THE PROBLEM :: Could you write out every entry exactly as it stands?
○ ○ ○ ○ ○ ○ ○
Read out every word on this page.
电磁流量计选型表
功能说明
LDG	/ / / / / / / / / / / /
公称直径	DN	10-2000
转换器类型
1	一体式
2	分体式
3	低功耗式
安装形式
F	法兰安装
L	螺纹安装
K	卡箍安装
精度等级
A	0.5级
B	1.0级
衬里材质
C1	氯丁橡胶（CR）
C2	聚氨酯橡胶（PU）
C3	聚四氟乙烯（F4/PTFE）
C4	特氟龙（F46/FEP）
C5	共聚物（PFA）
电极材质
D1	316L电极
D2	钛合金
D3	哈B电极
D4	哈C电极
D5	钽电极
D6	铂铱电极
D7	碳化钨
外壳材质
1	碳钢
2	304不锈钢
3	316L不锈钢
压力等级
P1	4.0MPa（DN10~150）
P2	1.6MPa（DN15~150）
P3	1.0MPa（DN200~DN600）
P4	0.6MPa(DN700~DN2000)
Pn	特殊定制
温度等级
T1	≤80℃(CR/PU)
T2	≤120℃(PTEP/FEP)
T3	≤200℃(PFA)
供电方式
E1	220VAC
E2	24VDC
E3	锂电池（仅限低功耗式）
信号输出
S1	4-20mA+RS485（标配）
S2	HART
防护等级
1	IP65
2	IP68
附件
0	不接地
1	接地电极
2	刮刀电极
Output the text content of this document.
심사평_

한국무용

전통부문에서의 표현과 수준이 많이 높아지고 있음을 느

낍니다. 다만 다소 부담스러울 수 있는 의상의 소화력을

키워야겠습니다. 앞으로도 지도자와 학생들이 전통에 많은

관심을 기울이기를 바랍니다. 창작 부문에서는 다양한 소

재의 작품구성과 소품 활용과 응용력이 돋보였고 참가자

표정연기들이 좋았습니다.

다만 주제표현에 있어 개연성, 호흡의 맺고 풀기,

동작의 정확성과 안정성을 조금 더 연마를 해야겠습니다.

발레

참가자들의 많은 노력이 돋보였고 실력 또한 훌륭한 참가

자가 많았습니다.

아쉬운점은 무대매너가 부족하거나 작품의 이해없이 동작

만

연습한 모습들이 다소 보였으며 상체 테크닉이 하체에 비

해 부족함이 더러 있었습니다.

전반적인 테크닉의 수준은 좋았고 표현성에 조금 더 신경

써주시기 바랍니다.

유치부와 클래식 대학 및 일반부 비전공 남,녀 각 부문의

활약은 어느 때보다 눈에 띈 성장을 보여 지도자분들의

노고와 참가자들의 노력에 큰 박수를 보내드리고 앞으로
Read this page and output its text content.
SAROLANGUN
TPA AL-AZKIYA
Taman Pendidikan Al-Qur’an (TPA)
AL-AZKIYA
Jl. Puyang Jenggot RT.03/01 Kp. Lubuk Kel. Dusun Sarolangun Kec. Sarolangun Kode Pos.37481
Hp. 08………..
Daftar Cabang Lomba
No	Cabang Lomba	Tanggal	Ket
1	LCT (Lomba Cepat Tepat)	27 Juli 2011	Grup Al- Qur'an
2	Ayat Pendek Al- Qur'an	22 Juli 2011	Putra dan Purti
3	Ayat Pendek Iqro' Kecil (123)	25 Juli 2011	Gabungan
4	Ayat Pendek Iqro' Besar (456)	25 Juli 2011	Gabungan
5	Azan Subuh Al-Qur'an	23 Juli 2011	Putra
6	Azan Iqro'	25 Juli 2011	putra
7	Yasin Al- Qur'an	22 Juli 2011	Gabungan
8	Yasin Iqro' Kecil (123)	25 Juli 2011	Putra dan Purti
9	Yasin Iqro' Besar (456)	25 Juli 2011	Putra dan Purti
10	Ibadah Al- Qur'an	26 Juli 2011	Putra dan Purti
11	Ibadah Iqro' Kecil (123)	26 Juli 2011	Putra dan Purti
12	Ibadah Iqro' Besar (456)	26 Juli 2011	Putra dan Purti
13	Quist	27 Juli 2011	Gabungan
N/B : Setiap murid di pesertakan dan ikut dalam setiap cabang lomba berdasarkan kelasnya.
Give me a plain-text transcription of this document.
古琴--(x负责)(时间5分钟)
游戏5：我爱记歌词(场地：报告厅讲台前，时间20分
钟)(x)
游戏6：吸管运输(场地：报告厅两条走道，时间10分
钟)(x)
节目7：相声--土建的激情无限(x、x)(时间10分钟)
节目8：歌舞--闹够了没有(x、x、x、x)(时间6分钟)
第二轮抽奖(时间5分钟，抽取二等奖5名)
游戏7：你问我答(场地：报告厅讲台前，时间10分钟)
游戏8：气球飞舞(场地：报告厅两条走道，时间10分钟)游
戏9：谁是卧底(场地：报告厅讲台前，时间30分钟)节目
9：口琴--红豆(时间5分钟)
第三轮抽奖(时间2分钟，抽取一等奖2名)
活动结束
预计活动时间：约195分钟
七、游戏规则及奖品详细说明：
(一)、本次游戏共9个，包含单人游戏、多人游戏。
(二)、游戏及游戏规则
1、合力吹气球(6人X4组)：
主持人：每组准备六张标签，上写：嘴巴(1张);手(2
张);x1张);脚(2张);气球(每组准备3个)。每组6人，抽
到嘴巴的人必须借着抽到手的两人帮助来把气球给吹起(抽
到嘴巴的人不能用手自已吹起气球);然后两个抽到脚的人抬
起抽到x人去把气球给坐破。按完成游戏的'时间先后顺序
○ ○ ○ ○ ○ ○ ○
TASK RESPONSE ::
Read out every word on this page.
电磁流量计选型表
功能说明
LDG	/ / / / / / / / / / / /
公称直径	DN	10-2000
转换器类型
1	一体式
2	分体式
3	低功耗式
安装形式
F	法兰安装
L	螺纹安装
K	卡箍安装
精度等级
A	0.5级
B	1.0级
衬里材质
C1	氯丁橡胶（CR）
C2	聚氨酯橡胶（PU）
C3	聚四氟乙烯（F4/PTFE）
C4	特氟龙（F46/FEP）
C5	共聚物（PFA）
电极材质
D1	316L电极
D2	钛合金
D3	哈B电极
D4	哈C电极
D5	钽电极
D6	铂铱电极
D7	碳化钨
外壳材质
1	碳钢
2	304不锈钢
3	316L不锈钢
压力等级
P1	4.0MPa（DN10~150）
P2	1.6MPa（DN15~150）
P3	1.0MPa（DN200~DN600）
P4	0.6MPa(DN700~DN2000)
Pn	特殊定制
温度等级
T1	≤80℃(CR/PU)
T2	≤120℃(PTEP/FEP)
T3	≤200℃(PFA)
供电方式
E1	220VAC
E2	24VDC
E3	锂电池（仅限低功耗式）
信号输出
S1	4-20mA+RS485（标配）
S2	HART
防护等级
1	IP65
2	IP68
附件
0	不接地
1	接地电极
2	刮刀电极
Output the text content of this document.
심사평_

한국무용

전통부문에서의 표현과 수준이 많이 높아지고 있음을 느

낍니다. 다만 다소 부담스러울 수 있는 의상의 소화력을

키워야겠습니다. 앞으로도 지도자와 학생들이 전통에 많은

관심을 기울이기를 바랍니다. 창작 부문에서는 다양한 소

재의 작품구성과 소품 활용과 응용력이 돋보였고 참가자

표정연기들이 좋았습니다.

다만 주제표현에 있어 개연성, 호흡의 맺고 풀기,

동작의 정확성과 안정성을 조금 더 연마를 해야겠습니다.

발레

참가자들의 많은 노력이 돋보였고 실력 또한 훌륭한 참가

자가 많았습니다.

아쉬운점은 무대매너가 부족하거나 작품의 이해없이 동작

만

연습한 모습들이 다소 보였으며 상체 테크닉이 하체에 비

해 부족함이 더러 있었습니다.

전반적인 테크닉의 수준은 좋았고 표현성에 조금 더 신경

써주시기 바랍니다.

유치부와 클래식 대학 및 일반부 비전공 남,녀 각 부문의

활약은 어느 때보다 눈에 띈 성장을 보여 지도자분들의

노고와 참가자들의 노력에 큰 박수를 보내드리고 앞으로
Read this page and output its text content.
SAROLANGUN
TPA AL-AZKIYA
Taman Pendidikan Al-Qur’an (TPA)
AL-AZKIYA
Jl. Puyang Jenggot RT.03/01 Kp. Lubuk Kel. Dusun Sarolangun Kec. Sarolangun Kode Pos.37481
Hp. 08………..
Daftar Cabang Lomba
No	Cabang Lomba	Tanggal	Ket
1	LCT (Lomba Cepat Tepat)	27 Juli 2011	Grup Al- Qur'an
2	Ayat Pendek Al- Qur'an	22 Juli 2011	Putra dan Purti
3	Ayat Pendek Iqro' Kecil (123)	25 Juli 2011	Gabungan
4	Ayat Pendek Iqro' Besar (456)	25 Juli 2011	Gabungan
5	Azan Subuh Al-Qur'an	23 Juli 2011	Putra
6	Azan Iqro'	25 Juli 2011	putra
7	Yasin Al- Qur'an	22 Juli 2011	Gabungan
8	Yasin Iqro' Kecil (123)	25 Juli 2011	Putra dan Purti
9	Yasin Iqro' Besar (456)	25 Juli 2011	Putra dan Purti
10	Ibadah Al- Qur'an	26 Juli 2011	Putra dan Purti
11	Ibadah Iqro' Kecil (123)	26 Juli 2011	Putra dan Purti
12	Ibadah Iqro' Besar (456)	26 Juli 2011	Putra dan Purti
13	Quist	27 Juli 2011	Gabungan
N/B : Setiap murid di pesertakan dan ikut dalam setiap cabang lomba berdasarkan kelasnya.
Give me a plain-text transcription of this document.
古琴--(x负责)(时间5分钟)
游戏5：我爱记歌词(场地：报告厅讲台前，时间20分
钟)(x)
游戏6：吸管运输(场地：报告厅两条走道，时间10分
钟)(x)
节目7：相声--土建的激情无限(x、x)(时间10分钟)
节目8：歌舞--闹够了没有(x、x、x、x)(时间6分钟)
第二轮抽奖(时间5分钟，抽取二等奖5名)
游戏7：你问我答(场地：报告厅讲台前，时间10分钟)
游戏8：气球飞舞(场地：报告厅两条走道，时间10分钟)游
戏9：谁是卧底(场地：报告厅讲台前，时间30分钟)节目
9：口琴--红豆(时间5分钟)
第三轮抽奖(时间2分钟，抽取一等奖2名)
活动结束
预计活动时间：约195分钟
七、游戏规则及奖品详细说明：
(一)、本次游戏共9个，包含单人游戏、多人游戏。
(二)、游戏及游戏规则
1、合力吹气球(6人X4组)：
主持人：每组准备六张标签，上写：嘴巴(1张);手(2
张);x1张);脚(2张);气球(每组准备3个)。每组6人，抽
到嘴巴的人必须借着抽到手的两人帮助来把气球给吹起(抽
到嘴巴的人不能用手自已吹起气球);然后两个抽到脚的人抬
起抽到x人去把气球给坐破。按完成游戏的'时间先后顺序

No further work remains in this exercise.